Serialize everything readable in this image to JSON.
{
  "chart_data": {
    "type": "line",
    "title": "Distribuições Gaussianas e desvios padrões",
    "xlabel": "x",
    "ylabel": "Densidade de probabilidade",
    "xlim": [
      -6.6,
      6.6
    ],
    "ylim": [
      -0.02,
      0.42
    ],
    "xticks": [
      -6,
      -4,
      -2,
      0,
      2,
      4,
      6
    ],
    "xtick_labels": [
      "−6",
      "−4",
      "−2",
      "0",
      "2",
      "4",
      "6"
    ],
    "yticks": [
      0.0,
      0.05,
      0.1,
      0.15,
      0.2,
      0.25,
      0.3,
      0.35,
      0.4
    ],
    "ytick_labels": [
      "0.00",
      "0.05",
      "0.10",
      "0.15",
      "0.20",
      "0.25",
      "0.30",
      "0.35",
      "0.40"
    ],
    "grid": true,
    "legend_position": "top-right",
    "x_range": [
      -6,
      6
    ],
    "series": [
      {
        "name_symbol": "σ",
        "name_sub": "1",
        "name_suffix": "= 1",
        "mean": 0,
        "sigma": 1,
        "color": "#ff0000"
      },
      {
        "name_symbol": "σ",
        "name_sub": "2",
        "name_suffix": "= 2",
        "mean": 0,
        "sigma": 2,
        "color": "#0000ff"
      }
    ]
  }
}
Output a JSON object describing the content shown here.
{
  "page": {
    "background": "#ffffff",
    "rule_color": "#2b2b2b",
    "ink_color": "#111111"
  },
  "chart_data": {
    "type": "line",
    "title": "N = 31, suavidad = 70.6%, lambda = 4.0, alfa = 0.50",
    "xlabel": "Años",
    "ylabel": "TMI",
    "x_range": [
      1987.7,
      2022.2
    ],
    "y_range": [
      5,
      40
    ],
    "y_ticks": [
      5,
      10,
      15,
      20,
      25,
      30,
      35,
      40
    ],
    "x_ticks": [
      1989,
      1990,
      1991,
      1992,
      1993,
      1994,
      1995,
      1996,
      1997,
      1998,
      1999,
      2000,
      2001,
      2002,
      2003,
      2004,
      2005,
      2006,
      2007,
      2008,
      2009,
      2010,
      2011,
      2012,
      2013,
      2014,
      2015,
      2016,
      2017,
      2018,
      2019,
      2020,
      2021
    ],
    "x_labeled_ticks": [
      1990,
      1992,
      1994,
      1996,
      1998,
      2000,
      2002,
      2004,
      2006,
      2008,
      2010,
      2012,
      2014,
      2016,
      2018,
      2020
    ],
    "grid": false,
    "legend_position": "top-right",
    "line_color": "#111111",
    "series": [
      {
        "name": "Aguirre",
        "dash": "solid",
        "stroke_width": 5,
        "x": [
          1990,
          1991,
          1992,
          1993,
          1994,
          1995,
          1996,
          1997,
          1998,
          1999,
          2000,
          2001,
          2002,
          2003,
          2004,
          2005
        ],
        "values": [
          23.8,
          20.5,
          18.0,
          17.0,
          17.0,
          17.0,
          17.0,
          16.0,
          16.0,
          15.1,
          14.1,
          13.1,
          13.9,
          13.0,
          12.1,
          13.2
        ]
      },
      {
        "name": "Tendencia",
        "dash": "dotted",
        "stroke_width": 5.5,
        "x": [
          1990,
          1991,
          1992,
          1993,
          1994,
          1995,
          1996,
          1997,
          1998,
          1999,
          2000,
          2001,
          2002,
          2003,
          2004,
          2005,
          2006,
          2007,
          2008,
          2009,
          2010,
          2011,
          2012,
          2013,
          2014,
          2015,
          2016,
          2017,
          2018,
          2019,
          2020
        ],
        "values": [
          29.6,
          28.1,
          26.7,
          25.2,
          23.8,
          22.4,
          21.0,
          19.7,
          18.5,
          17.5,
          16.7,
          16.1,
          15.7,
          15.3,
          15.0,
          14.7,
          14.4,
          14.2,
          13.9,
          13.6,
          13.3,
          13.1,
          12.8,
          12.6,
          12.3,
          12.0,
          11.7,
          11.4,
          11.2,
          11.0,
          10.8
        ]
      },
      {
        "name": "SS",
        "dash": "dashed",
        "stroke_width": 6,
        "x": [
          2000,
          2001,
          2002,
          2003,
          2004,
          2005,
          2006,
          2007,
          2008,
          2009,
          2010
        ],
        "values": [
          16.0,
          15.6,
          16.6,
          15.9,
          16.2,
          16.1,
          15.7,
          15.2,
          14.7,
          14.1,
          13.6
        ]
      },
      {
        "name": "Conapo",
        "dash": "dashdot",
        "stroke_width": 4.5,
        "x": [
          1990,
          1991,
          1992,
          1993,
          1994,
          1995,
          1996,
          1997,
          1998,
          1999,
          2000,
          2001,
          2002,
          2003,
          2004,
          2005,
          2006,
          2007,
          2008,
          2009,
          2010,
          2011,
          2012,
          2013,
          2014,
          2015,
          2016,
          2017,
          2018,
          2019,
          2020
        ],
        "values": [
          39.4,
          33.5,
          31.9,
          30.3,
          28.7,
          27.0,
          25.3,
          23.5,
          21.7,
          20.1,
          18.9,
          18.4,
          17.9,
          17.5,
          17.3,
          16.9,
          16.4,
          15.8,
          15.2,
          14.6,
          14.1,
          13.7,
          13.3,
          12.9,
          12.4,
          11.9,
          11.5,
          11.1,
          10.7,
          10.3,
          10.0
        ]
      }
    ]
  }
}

_DO THIS_
All of the data needs to be printed once more, exactly.

_REPLY TO THE EXERCISE_
Serialize everything readable in this image to JSON.
{
  "chart_data": {
    "type": "line",
    "title": "Distribuições Gaussianas e desvios padrões",
    "xlabel": "x",
    "ylabel": "Densidade de probabilidade",
    "xlim": [
      -6.6,
      6.6
    ],
    "ylim": [
      -0.02,
      0.42
    ],
    "xticks": [
      -6,
      -4,
      -2,
      0,
      2,
      4,
      6
    ],
    "xtick_labels": [
      "−6",
      "−4",
      "−2",
      "0",
      "2",
      "4",
      "6"
    ],
    "yticks": [
      0.0,
      0.05,
      0.1,
      0.15,
      0.2,
      0.25,
      0.3,
      0.35,
      0.4
    ],
    "ytick_labels": [
      "0.00",
      "0.05",
      "0.10",
      "0.15",
      "0.20",
      "0.25",
      "0.30",
      "0.35",
      "0.40"
    ],
    "grid": true,
    "legend_position": "top-right",
    "x_range": [
      -6,
      6
    ],
    "series": [
      {
        "name_symbol": "σ",
        "name_sub": "1",
        "name_suffix": "= 1",
        "mean": 0,
        "sigma": 1,
        "color": "#ff0000"
      },
      {
        "name_symbol": "σ",
        "name_sub": "2",
        "name_suffix": "= 2",
        "mean": 0,
        "sigma": 2,
        "color": "#0000ff"
      }
    ]
  }
}
Output a JSON object describing the content shown here.
{
  "page": {
    "background": "#ffffff",
    "rule_color": "#2b2b2b",
    "ink_color": "#111111"
  },
  "chart_data": {
    "type": "line",
    "title": "N = 31, suavidad = 70.6%, lambda = 4.0, alfa = 0.50",
    "xlabel": "Años",
    "ylabel": "TMI",
    "x_range": [
      1987.7,
      2022.2
    ],
    "y_range": [
      5,
      40
    ],
    "y_ticks": [
      5,
      10,
      15,
      20,
      25,
      30,
      35,
      40
    ],
    "x_ticks": [
      1989,
      1990,
      1991,
      1992,
      1993,
      1994,
      1995,
      1996,
      1997,
      1998,
      1999,
      2000,
      2001,
      2002,
      2003,
      2004,
      2005,
      2006,
      2007,
      2008,
      2009,
      2010,
      2011,
      2012,
      2013,
      2014,
      2015,
      2016,
      2017,
      2018,
      2019,
      2020,
      2021
    ],
    "x_labeled_ticks": [
      1990,
      1992,
      1994,
      1996,
      1998,
      2000,
      2002,
      2004,
      2006,
      2008,
      2010,
      2012,
      2014,
      2016,
      2018,
      2020
    ],
    "grid": false,
    "legend_position": "top-right",
    "line_color": "#111111",
    "series": [
      {
        "name": "Aguirre",
        "dash": "solid",
        "stroke_width": 5,
        "x": [
          1990,
          1991,
          1992,
          1993,
          1994,
          1995,
          1996,
          1997,
          1998,
          1999,
          2000,
          2001,
          2002,
          2003,
          2004,
          2005
        ],
        "values": [
          23.8,
          20.5,
          18.0,
          17.0,
          17.0,
          17.0,
          17.0,
          16.0,
          16.0,
          15.1,
          14.1,
          13.1,
          13.9,
          13.0,
          12.1,
          13.2
        ]
      },
      {
        "name": "Tendencia",
        "dash": "dotted",
        "stroke_width": 5.5,
        "x": [
          1990,
          1991,
          1992,
          1993,
          1994,
          1995,
          1996,
          1997,
          1998,
          1999,
          2000,
          2001,
          2002,
          2003,
          2004,
          2005,
          2006,
          2007,
          2008,
          2009,
          2010,
          2011,
          2012,
          2013,
          2014,
          2015,
          2016,
          2017,
          2018,
          2019,
          2020
        ],
        "values": [
          29.6,
          28.1,
          26.7,
          25.2,
          23.8,
          22.4,
          21.0,
          19.7,
          18.5,
          17.5,
          16.7,
          16.1,
          15.7,
          15.3,
          15.0,
          14.7,
          14.4,
          14.2,
          13.9,
          13.6,
          13.3,
          13.1,
          12.8,
          12.6,
          12.3,
          12.0,
          11.7,
          11.4,
          11.2,
          11.0,
          10.8
        ]
      },
      {
        "name": "SS",
        "dash": "dashed",
        "stroke_width": 6,
        "x": [
          2000,
          2001,
          2002,
          2003,
          2004,
          2005,
          2006,
          2007,
          2008,
          2009,
          2010
        ],
        "values": [
          16.0,
          15.6,
          16.6,
          15.9,
          16.2,
          16.1,
          15.7,
          15.2,
          14.7,
          14.1,
          13.6
        ]
      },
      {
        "name": "Conapo",
        "dash": "dashdot",
        "stroke_width": 4.5,
        "x": [
          1990,
          1991,
          1992,
          1993,
          1994,
          1995,
          1996,
          1997,
          1998,
          1999,
          2000,
          2001,
          2002,
          2003,
          2004,
          2005,
          2006,
          2007,
          2008,
          2009,
          2010,
          2011,
          2012,
          2013,
          2014,
          2015,
          2016,
          2017,
          2018,
          2019,
          2020
        ],
        "values": [
          39.4,
          33.5,
          31.9,
          30.3,
          28.7,
          27.0,
          25.3,
          23.5,
          21.7,
          20.1,
          18.9,
          18.4,
          17.9,
          17.5,
          17.3,
          16.9,
          16.4,
          15.8,
          15.2,
          14.6,
          14.1,
          13.7,
          13.3,
          12.9,
          12.4,
          11.9,
          11.5,
          11.1,
          10.7,
          10.3,
          10.0
        ]
      }
    ]
  }
}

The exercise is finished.